Goal of the exercise
Give the listing again character for character, but drop the images.
⟨
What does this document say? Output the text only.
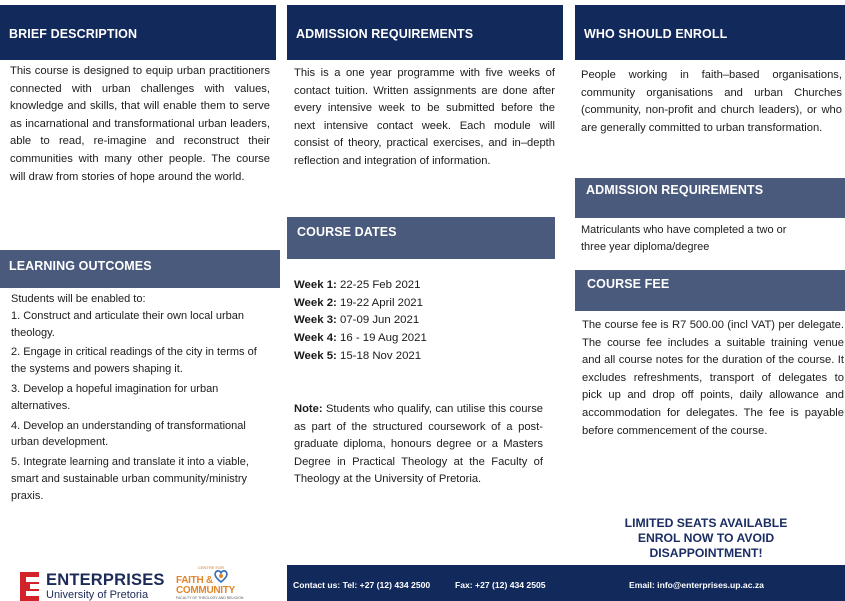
BRIEF DESCRIPTION
This course is designed to equip urban practitioners connected with urban challenges with values, knowledge and skills, that will enable them to serve as incarnational and transformational urban leaders, able to read, re-imagine and reconstruct their communities with many other people. The course will draw from stories of hope around the world.
LEARNING OUTCOMES

Students will be enabled to:

1. Construct and articulate their own local urban theology.

2. Engage in critical readings of the city in terms of the systems and powers shaping it.

3. Develop a hopeful imagination for urban alternatives.

4. Develop an understanding of transformational urban development.

5. Integrate learning and translate it into a viable, smart and sustainable urban community/ministry praxis.

ADMISSION REQUIREMENTS
This is a one year programme with five weeks of contact tuition. Written assignments are done after every intensive week to be submitted before the next intensive contact week. Each module will consist of theory, practical exercises, and in–depth reflection and integration of information.
COURSE DATES
Week 1: 22-25 Feb 2021
Week 2: 19-22 April 2021
Week 3: 07-09 Jun 2021
Week 4: 16 - 19 Aug 2021
Week 5: 15-18 Nov 2021
Note: Students who qualify, can utilise this course as part of the structured coursework of a post-graduate diploma, honours degree or a Masters Degree in Practical Theology at the Faculty of Theology at the University of Pretoria.
WHO SHOULD ENROLL
People working in faith–based organisations, community organisations and urban Churches (community, non-profit and church leaders), or who are generally committed to urban transformation.
ADMISSION REQUIREMENTS
Matriculants who have completed a two or three year diploma/degree
COURSE FEE
The course fee is R7 500.00 (incl VAT) per delegate. The course fee includes a suitable training venue and all course notes for the duration of the course. It excludes refreshments, transport of delegates to pick up and drop off points, daily allowance and accommodation for delegates. The fee is payable before commencement of the course.
LIMITED SEATS AVAILABLE
ENROL NOW TO AVOID
DISAPPOINTMENT!
Contact us: Tel: +27 (12) 434 2500	Fax: +27 (12) 434 2505	Email: info@enterprises.up.ac.za
ENTERPRISES
University of Pretoria
CENTRE FOR
FAITH &
COMMUNITY
FACULTY OF THEOLOGY AND RELIGION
⟩
Solved problem
What does this document say? Output the text only.
BRIEF DESCRIPTION
This course is designed to equip urban practitioners connected with urban challenges with values, knowledge and skills, that will enable them to serve as incarnational and transformational urban leaders, able to read, re-imagine and reconstruct their communities with many other people. The course will draw from stories of hope around the world.
LEARNING OUTCOMES

Students will be enabled to:

1. Construct and articulate their own local urban theology.

2. Engage in critical readings of the city in terms of the systems and powers shaping it.

3. Develop a hopeful imagination for urban alternatives.

4. Develop an understanding of transformational urban development.

5. Integrate learning and translate it into a viable, smart and sustainable urban community/ministry praxis.

ADMISSION REQUIREMENTS
This is a one year programme with five weeks of contact tuition. Written assignments are done after every intensive week to be submitted before the next intensive contact week. Each module will consist of theory, practical exercises, and in–depth reflection and integration of information.
COURSE DATES
Week 1: 22-25 Feb 2021
Week 2: 19-22 April 2021
Week 3: 07-09 Jun 2021
Week 4: 16 - 19 Aug 2021
Week 5: 15-18 Nov 2021
Note: Students who qualify, can utilise this course as part of the structured coursework of a post-graduate diploma, honours degree or a Masters Degree in Practical Theology at the Faculty of Theology at the University of Pretoria.
WHO SHOULD ENROLL
People working in faith–based organisations, community organisations and urban Churches (community, non-profit and church leaders), or who are generally committed to urban transformation.
ADMISSION REQUIREMENTS
Matriculants who have completed a two or three year diploma/degree
COURSE FEE
The course fee is R7 500.00 (incl VAT) per delegate. The course fee includes a suitable training venue and all course notes for the duration of the course. It excludes refreshments, transport of delegates to pick up and drop off points, daily allowance and accommodation for delegates. The fee is payable before commencement of the course.
LIMITED SEATS AVAILABLE
ENROL NOW TO AVOID
DISAPPOINTMENT!
Contact us: Tel: +27 (12) 434 2500	Fax: +27 (12) 434 2505	Email: info@enterprises.up.ac.za
ENTERPRISES
University of Pretoria
CENTRE FOR
FAITH &
COMMUNITY
FACULTY OF THEOLOGY AND RELIGION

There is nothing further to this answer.